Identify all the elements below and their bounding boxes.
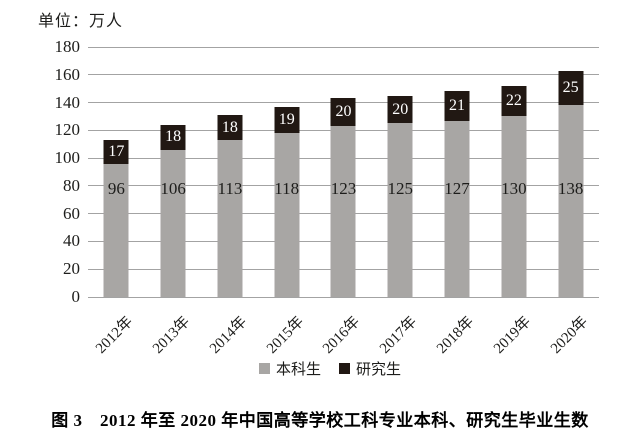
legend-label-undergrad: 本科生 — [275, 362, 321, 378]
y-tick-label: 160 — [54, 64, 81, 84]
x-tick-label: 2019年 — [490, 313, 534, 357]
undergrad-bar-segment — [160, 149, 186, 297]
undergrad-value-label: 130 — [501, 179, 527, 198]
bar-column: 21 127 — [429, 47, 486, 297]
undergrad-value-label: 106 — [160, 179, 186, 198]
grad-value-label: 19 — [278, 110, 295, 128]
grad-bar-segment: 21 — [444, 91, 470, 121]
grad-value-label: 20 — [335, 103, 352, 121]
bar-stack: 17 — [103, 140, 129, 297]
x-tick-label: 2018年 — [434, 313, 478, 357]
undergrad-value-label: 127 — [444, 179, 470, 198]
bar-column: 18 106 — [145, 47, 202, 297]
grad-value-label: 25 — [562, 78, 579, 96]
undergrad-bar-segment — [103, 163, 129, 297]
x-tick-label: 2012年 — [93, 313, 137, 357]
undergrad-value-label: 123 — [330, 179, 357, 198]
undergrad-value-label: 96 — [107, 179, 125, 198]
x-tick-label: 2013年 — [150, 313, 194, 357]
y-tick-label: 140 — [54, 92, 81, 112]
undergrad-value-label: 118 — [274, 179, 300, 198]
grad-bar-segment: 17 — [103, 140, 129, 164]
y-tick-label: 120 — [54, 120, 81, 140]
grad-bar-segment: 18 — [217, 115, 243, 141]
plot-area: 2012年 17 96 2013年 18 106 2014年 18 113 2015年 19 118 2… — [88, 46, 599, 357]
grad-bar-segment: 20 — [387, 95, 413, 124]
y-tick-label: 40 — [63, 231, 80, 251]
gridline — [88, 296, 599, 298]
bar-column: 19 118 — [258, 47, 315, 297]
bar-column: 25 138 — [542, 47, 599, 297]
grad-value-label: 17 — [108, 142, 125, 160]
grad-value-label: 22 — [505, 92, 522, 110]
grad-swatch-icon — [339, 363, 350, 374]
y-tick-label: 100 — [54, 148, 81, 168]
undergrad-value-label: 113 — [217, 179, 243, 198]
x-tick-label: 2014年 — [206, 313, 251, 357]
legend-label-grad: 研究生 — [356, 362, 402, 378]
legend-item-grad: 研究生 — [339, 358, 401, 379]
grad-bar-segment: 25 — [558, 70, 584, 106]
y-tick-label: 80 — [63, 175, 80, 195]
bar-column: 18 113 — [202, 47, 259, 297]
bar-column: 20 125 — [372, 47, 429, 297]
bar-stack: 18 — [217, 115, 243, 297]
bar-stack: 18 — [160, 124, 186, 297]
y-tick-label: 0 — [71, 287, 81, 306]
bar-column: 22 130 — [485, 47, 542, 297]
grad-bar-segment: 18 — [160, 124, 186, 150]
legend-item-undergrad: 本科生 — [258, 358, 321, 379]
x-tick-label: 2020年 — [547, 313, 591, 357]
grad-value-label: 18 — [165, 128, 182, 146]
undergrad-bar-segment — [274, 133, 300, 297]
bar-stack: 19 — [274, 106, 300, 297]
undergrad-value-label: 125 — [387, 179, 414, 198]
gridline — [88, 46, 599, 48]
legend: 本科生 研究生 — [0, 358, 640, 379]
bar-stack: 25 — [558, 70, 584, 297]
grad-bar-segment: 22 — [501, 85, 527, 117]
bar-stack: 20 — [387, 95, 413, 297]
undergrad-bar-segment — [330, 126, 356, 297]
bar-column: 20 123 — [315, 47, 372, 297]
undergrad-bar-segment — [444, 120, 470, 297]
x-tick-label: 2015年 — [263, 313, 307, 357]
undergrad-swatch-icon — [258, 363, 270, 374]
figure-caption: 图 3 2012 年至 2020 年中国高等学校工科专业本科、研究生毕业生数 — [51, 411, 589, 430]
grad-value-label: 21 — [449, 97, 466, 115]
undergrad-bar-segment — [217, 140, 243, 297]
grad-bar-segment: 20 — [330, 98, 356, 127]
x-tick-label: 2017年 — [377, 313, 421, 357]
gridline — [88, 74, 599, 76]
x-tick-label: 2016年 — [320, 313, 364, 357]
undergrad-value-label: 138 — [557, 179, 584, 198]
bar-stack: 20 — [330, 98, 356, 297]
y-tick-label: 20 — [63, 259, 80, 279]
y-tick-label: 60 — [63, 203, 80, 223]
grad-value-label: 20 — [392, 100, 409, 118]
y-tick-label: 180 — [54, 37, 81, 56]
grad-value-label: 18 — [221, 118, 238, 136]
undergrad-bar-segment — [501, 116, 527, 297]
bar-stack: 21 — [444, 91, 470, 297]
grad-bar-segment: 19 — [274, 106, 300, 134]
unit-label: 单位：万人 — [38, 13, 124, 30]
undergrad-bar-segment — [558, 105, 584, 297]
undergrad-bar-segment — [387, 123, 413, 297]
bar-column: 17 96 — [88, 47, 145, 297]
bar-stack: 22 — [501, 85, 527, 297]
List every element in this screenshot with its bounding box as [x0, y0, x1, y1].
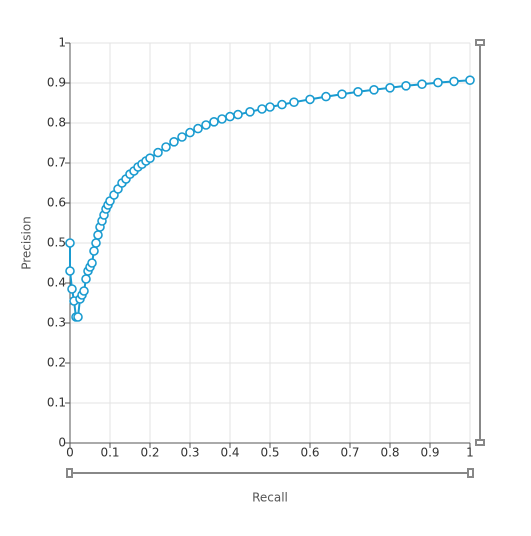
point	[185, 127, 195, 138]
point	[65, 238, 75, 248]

====================

## DIRECTIVE
Rewrite all the entries above as a numbered list with one line per item, skipping blank lines and omitting the pictures.

## SOLUTION FOR THIS TASK
1. Identify all the elements below and their bounding boxes.
2. legend-label-undergrad: 本科生 — [275, 362, 321, 378]
3. y-tick-label: 160 — [54, 64, 81, 84]
4. x-tick-label: 2019年 — [490, 313, 534, 357]
5. undergrad-bar-segment — [160, 149, 186, 297]
6. undergrad-value-label: 130 — [501, 179, 527, 198]
7. bar-column: 21 127 — [429, 47, 486, 297]
8. undergrad-value-label: 106 — [160, 179, 186, 198]
9. grad-value-label: 19 — [278, 110, 295, 128]
10. grad-bar-segment: 21 — [444, 91, 470, 121]
11. grad-value-label: 20 — [335, 103, 352, 121]
12. bar-stack: 17 — [103, 140, 129, 297]
13. x-tick-label: 2018年 — [434, 313, 478, 357]
14. undergrad-value-label: 127 — [444, 179, 470, 198]
15. bar-column: 18 106 — [145, 47, 202, 297]
16. grad-value-label: 25 — [562, 78, 579, 96]
17. undergrad-bar-segment — [103, 163, 129, 297]
18. x-tick-label: 2012年 — [93, 313, 137, 357]
19. undergrad-value-label: 123 — [330, 179, 357, 198]
20. undergrad-value-label: 96 — [107, 179, 125, 198]
21. x-tick-label: 2013年 — [150, 313, 194, 357]
22. y-tick-label: 140 — [54, 92, 81, 112]
23. undergrad-value-label: 118 — [274, 179, 300, 198]
24. grad-bar-segment: 17 — [103, 140, 129, 164]
25. y-tick-label: 120 — [54, 120, 81, 140]
26. grad-bar-segment: 18 — [217, 115, 243, 141]
27. plot-area: 2012年 17 96 2013年 18 106 2014年 18 113 2015年 19 118 2… — [88, 46, 599, 357]
28. grad-bar-segment: 20 — [387, 95, 413, 124]
29. y-tick-label: 40 — [63, 231, 80, 251]
30. gridline — [88, 296, 599, 298]
31. bar-column: 19 118 — [258, 47, 315, 297]
32. bar-column: 25 138 — [542, 47, 599, 297]
33. grad-value-label: 17 — [108, 142, 125, 160]
34. grad-value-label: 22 — [505, 92, 522, 110]
35. grad-swatch-icon — [339, 363, 350, 374]
36. y-tick-label: 100 — [54, 148, 81, 168]
37. undergrad-value-label: 113 — [217, 179, 243, 198]
38. x-tick-label: 2014年 — [206, 313, 251, 357]
39. legend-label-grad: 研究生 — [356, 362, 402, 378]
40. legend-item-grad: 研究生 — [339, 358, 401, 379]
41. grad-bar-segment: 25 — [558, 70, 584, 106]
42. y-tick-label: 80 — [63, 175, 80, 195]
43. bar-column: 18 113 — [202, 47, 259, 297]
44. bar-column: 20 125 — [372, 47, 429, 297]
45. bar-stack: 18 — [217, 115, 243, 297]
46. bar-stack: 18 — [160, 124, 186, 297]
47. y-tick-label: 0 — [71, 287, 81, 306]
48. bar-column: 22 130 — [485, 47, 542, 297]
49. grad-bar-segment: 18 — [160, 124, 186, 150]
50. legend-item-undergrad: 本科生 — [258, 358, 321, 379]
51. x-tick-label: 2020年 — [547, 313, 591, 357]
52. grad-value-label: 18 — [165, 128, 182, 146]
53. undergrad-bar-segment — [274, 133, 300, 297]
54. bar-stack: 19 — [274, 106, 300, 297]
55. undergrad-value-label: 125 — [387, 179, 414, 198]
56. gridline — [88, 46, 599, 48]
57. legend: 本科生 研究生 — [0, 358, 640, 379]
58. bar-stack: 25 — [558, 70, 584, 297]
59. grad-bar-segment: 22 — [501, 85, 527, 117]
60. bar-stack: 20 — [387, 95, 413, 297]
61. undergrad-bar-segment — [330, 126, 356, 297]
62. bar-column: 20 123 — [315, 47, 372, 297]
63. undergrad-bar-segment — [444, 120, 470, 297]
64. x-tick-label: 2015年 — [263, 313, 307, 357]
65. undergrad-swatch-icon — [258, 363, 270, 374]
66. figure-caption: 图 3 2012 年至 2020 年中国高等学校工科专业本科、研究生毕业生数 — [51, 411, 589, 430]
67. grad-value-label: 21 — [449, 97, 466, 115]
68. undergrad-bar-segment — [217, 140, 243, 297]
69. grad-bar-segment: 20 — [330, 98, 356, 127]
70. x-tick-label: 2017年 — [377, 313, 421, 357]
71. gridline — [88, 74, 599, 76]
72. x-tick-label: 2016年 — [320, 313, 364, 357]
73. undergrad-value-label: 138 — [557, 179, 584, 198]
74. bar-stack: 20 — [330, 98, 356, 297]
75. y-tick-label: 20 — [63, 259, 80, 279]
76. y-tick-label: 60 — [63, 203, 80, 223]
77. grad-value-label: 20 — [392, 100, 409, 118]
78. y-tick-label: 180 — [54, 37, 81, 56]
79. grad-value-label: 18 — [221, 118, 238, 136]
80. undergrad-bar-segment — [501, 116, 527, 297]
81. bar-stack: 21 — [444, 91, 470, 297]
82. grad-bar-segment: 19 — [274, 106, 300, 134]
83. unit-label: 单位：万人 — [38, 13, 124, 30]
84. undergrad-bar-segment — [558, 105, 584, 297]
85. undergrad-bar-segment — [387, 123, 413, 297]
86. bar-column: 17 96 — [88, 47, 145, 297]
87. bar-stack: 22 — [501, 85, 527, 297]
88. List every element in this screenshot with its bounding box as [x0, y0, x1, y1].
89. point	[185, 127, 195, 138]
90. point	[65, 238, 75, 248]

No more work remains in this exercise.